◆ Task statement ◆
Everything in the data should be repeated exactly, save for the images.

◆ Material supplied ◆

:::::

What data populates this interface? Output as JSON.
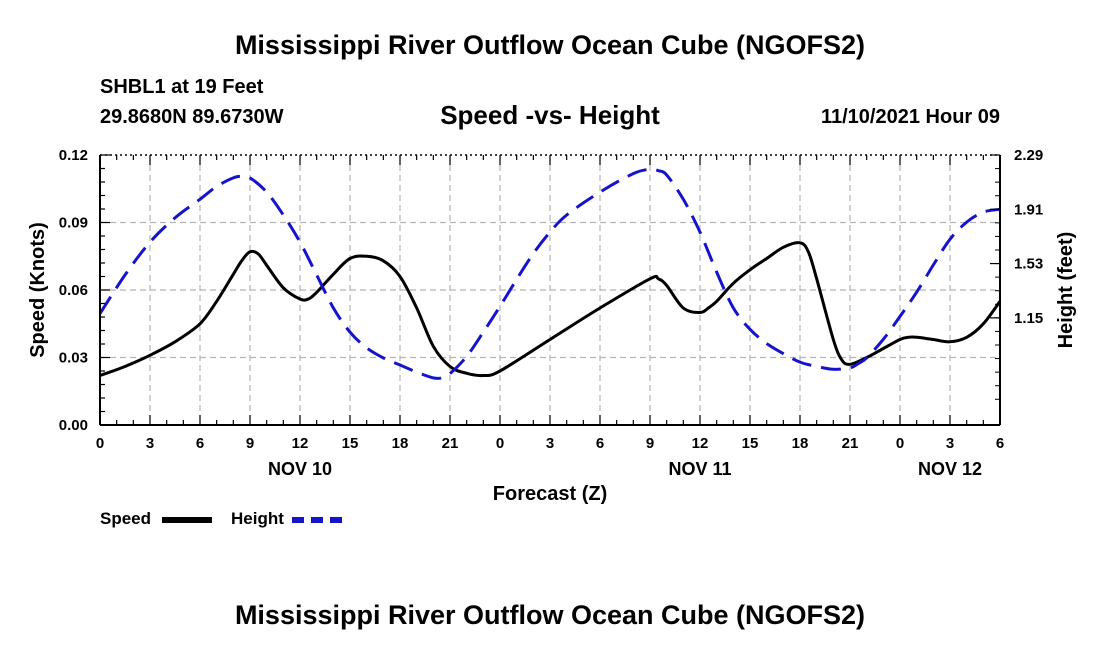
{
  "page": {
    "title": "Mississippi River Outflow Ocean Cube (NGOFS2)",
    "footer_title": "Mississippi River Outflow Ocean Cube (NGOFS2)",
    "station": "SHBL1 at 19 Feet",
    "coordinates": "29.8680N  89.6730W",
    "subtitle": "Speed -vs- Height",
    "datetime": "11/10/2021 Hour 09"
  },
  "legend": {
    "speed_label": "Speed",
    "height_label": "Height"
  },
  "colors": {
    "speed": "#000000",
    "height": "#1414cc",
    "grid": "#b4b4b4"
  },
  "chart_data": {
    "type": "line",
    "title": "Speed -vs- Height",
    "xlabel": "Forecast (Z)",
    "ylabel": "Speed (Knots)",
    "y2label": "Height (feet)",
    "xlim": [
      0,
      54
    ],
    "ylim": [
      0,
      0.12
    ],
    "y2lim": [
      0.4,
      2.29
    ],
    "x_ticks": [
      0,
      3,
      6,
      9,
      12,
      15,
      18,
      21,
      24,
      27,
      30,
      33,
      36,
      39,
      42,
      45,
      48,
      51,
      54
    ],
    "x_tick_labels": [
      "0",
      "3",
      "6",
      "9",
      "12",
      "15",
      "18",
      "21",
      "0",
      "3",
      "6",
      "9",
      "12",
      "15",
      "18",
      "21",
      "0",
      "3",
      "6"
    ],
    "y_ticks": [
      0,
      0.03,
      0.06,
      0.09,
      0.12
    ],
    "y_tick_labels": [
      "0.00",
      "0.03",
      "0.06",
      "0.09",
      "0.12"
    ],
    "y2_ticks": [
      1.15,
      1.53,
      1.91,
      2.29
    ],
    "y2_tick_labels": [
      "1.15",
      "1.53",
      "1.91",
      "2.29"
    ],
    "day_labels": [
      {
        "x": 12,
        "label": "NOV 10"
      },
      {
        "x": 36,
        "label": "NOV 11"
      },
      {
        "x": 51,
        "label": "NOV 12"
      }
    ],
    "grid": true,
    "series": [
      {
        "name": "Speed",
        "axis": "left",
        "style": "solid",
        "x": [
          0,
          1.5,
          3,
          4.5,
          6,
          7,
          8,
          8.5,
          9,
          9.5,
          10,
          11,
          12,
          12.5,
          13,
          14,
          15,
          16,
          17,
          18,
          19,
          20,
          21,
          22,
          23,
          24,
          27,
          30,
          33,
          33.5,
          34,
          35,
          36,
          36.5,
          37,
          38,
          39,
          40,
          41,
          42,
          42.5,
          43,
          44,
          44.5,
          45,
          46,
          47,
          48,
          48.5,
          49,
          50,
          51,
          52,
          53,
          54
        ],
        "values": [
          0.022,
          0.026,
          0.031,
          0.037,
          0.045,
          0.055,
          0.067,
          0.073,
          0.077,
          0.076,
          0.071,
          0.061,
          0.056,
          0.056,
          0.059,
          0.067,
          0.074,
          0.075,
          0.073,
          0.066,
          0.052,
          0.035,
          0.026,
          0.023,
          0.022,
          0.024,
          0.038,
          0.052,
          0.065,
          0.065,
          0.062,
          0.052,
          0.05,
          0.052,
          0.055,
          0.063,
          0.069,
          0.074,
          0.079,
          0.081,
          0.077,
          0.065,
          0.038,
          0.029,
          0.027,
          0.03,
          0.034,
          0.038,
          0.039,
          0.039,
          0.038,
          0.037,
          0.039,
          0.045,
          0.055
        ]
      },
      {
        "name": "Height",
        "axis": "right",
        "style": "dashed",
        "x": [
          0,
          1.5,
          3,
          4.5,
          6,
          7,
          8,
          8.5,
          9,
          10,
          11,
          12,
          13,
          14,
          15,
          16,
          17,
          18,
          19,
          20,
          20.5,
          21,
          22,
          23,
          24,
          25,
          26,
          27,
          28,
          30,
          32,
          33,
          33.5,
          34,
          35,
          36,
          37,
          38,
          39,
          40,
          41,
          42,
          43,
          44,
          45,
          45.5,
          46,
          47,
          48,
          49,
          50,
          51,
          52,
          53,
          54
        ],
        "values": [
          1.18,
          1.45,
          1.68,
          1.85,
          1.98,
          2.07,
          2.13,
          2.14,
          2.13,
          2.03,
          1.87,
          1.68,
          1.45,
          1.22,
          1.05,
          0.94,
          0.87,
          0.82,
          0.77,
          0.73,
          0.73,
          0.76,
          0.88,
          1.05,
          1.23,
          1.42,
          1.6,
          1.75,
          1.87,
          2.03,
          2.16,
          2.19,
          2.18,
          2.15,
          1.98,
          1.75,
          1.47,
          1.22,
          1.07,
          0.97,
          0.9,
          0.84,
          0.81,
          0.79,
          0.8,
          0.83,
          0.87,
          1.0,
          1.16,
          1.33,
          1.52,
          1.7,
          1.82,
          1.89,
          1.91
        ]
      }
    ]
  }
}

:::::

◆ Finished exercise ◆
What data populates this interface? Output as JSON.
{
  "page": {
    "title": "Mississippi River Outflow Ocean Cube (NGOFS2)",
    "footer_title": "Mississippi River Outflow Ocean Cube (NGOFS2)",
    "station": "SHBL1 at 19 Feet",
    "coordinates": "29.8680N  89.6730W",
    "subtitle": "Speed -vs- Height",
    "datetime": "11/10/2021 Hour 09"
  },
  "legend": {
    "speed_label": "Speed",
    "height_label": "Height"
  },
  "colors": {
    "speed": "#000000",
    "height": "#1414cc",
    "grid": "#b4b4b4"
  },
  "chart_data": {
    "type": "line",
    "title": "Speed -vs- Height",
    "xlabel": "Forecast (Z)",
    "ylabel": "Speed (Knots)",
    "y2label": "Height (feet)",
    "xlim": [
      0,
      54
    ],
    "ylim": [
      0,
      0.12
    ],
    "y2lim": [
      0.4,
      2.29
    ],
    "x_ticks": [
      0,
      3,
      6,
      9,
      12,
      15,
      18,
      21,
      24,
      27,
      30,
      33,
      36,
      39,
      42,
      45,
      48,
      51,
      54
    ],
    "x_tick_labels": [
      "0",
      "3",
      "6",
      "9",
      "12",
      "15",
      "18",
      "21",
      "0",
      "3",
      "6",
      "9",
      "12",
      "15",
      "18",
      "21",
      "0",
      "3",
      "6"
    ],
    "y_ticks": [
      0,
      0.03,
      0.06,
      0.09,
      0.12
    ],
    "y_tick_labels": [
      "0.00",
      "0.03",
      "0.06",
      "0.09",
      "0.12"
    ],
    "y2_ticks": [
      1.15,
      1.53,
      1.91,
      2.29
    ],
    "y2_tick_labels": [
      "1.15",
      "1.53",
      "1.91",
      "2.29"
    ],
    "day_labels": [
      {
        "x": 12,
        "label": "NOV 10"
      },
      {
        "x": 36,
        "label": "NOV 11"
      },
      {
        "x": 51,
        "label": "NOV 12"
      }
    ],
    "grid": true,
    "series": [
      {
        "name": "Speed",
        "axis": "left",
        "style": "solid",
        "x": [
          0,
          1.5,
          3,
          4.5,
          6,
          7,
          8,
          8.5,
          9,
          9.5,
          10,
          11,
          12,
          12.5,
          13,
          14,
          15,
          16,
          17,
          18,
          19,
          20,
          21,
          22,
          23,
          24,
          27,
          30,
          33,
          33.5,
          34,
          35,
          36,
          36.5,
          37,
          38,
          39,
          40,
          41,
          42,
          42.5,
          43,
          44,
          44.5,
          45,
          46,
          47,
          48,
          48.5,
          49,
          50,
          51,
          52,
          53,
          54
        ],
        "values": [
          0.022,
          0.026,
          0.031,
          0.037,
          0.045,
          0.055,
          0.067,
          0.073,
          0.077,
          0.076,
          0.071,
          0.061,
          0.056,
          0.056,
          0.059,
          0.067,
          0.074,
          0.075,
          0.073,
          0.066,
          0.052,
          0.035,
          0.026,
          0.023,
          0.022,
          0.024,
          0.038,
          0.052,
          0.065,
          0.065,
          0.062,
          0.052,
          0.05,
          0.052,
          0.055,
          0.063,
          0.069,
          0.074,
          0.079,
          0.081,
          0.077,
          0.065,
          0.038,
          0.029,
          0.027,
          0.03,
          0.034,
          0.038,
          0.039,
          0.039,
          0.038,
          0.037,
          0.039,
          0.045,
          0.055
        ]
      },
      {
        "name": "Height",
        "axis": "right",
        "style": "dashed",
        "x": [
          0,
          1.5,
          3,
          4.5,
          6,
          7,
          8,
          8.5,
          9,
          10,
          11,
          12,
          13,
          14,
          15,
          16,
          17,
          18,
          19,
          20,
          20.5,
          21,
          22,
          23,
          24,
          25,
          26,
          27,
          28,
          30,
          32,
          33,
          33.5,
          34,
          35,
          36,
          37,
          38,
          39,
          40,
          41,
          42,
          43,
          44,
          45,
          45.5,
          46,
          47,
          48,
          49,
          50,
          51,
          52,
          53,
          54
        ],
        "values": [
          1.18,
          1.45,
          1.68,
          1.85,
          1.98,
          2.07,
          2.13,
          2.14,
          2.13,
          2.03,
          1.87,
          1.68,
          1.45,
          1.22,
          1.05,
          0.94,
          0.87,
          0.82,
          0.77,
          0.73,
          0.73,
          0.76,
          0.88,
          1.05,
          1.23,
          1.42,
          1.6,
          1.75,
          1.87,
          2.03,
          2.16,
          2.19,
          2.18,
          2.15,
          1.98,
          1.75,
          1.47,
          1.22,
          1.07,
          0.97,
          0.9,
          0.84,
          0.81,
          0.79,
          0.8,
          0.83,
          0.87,
          1.0,
          1.16,
          1.33,
          1.52,
          1.7,
          1.82,
          1.89,
          1.91
        ]
      }
    ]
  }
}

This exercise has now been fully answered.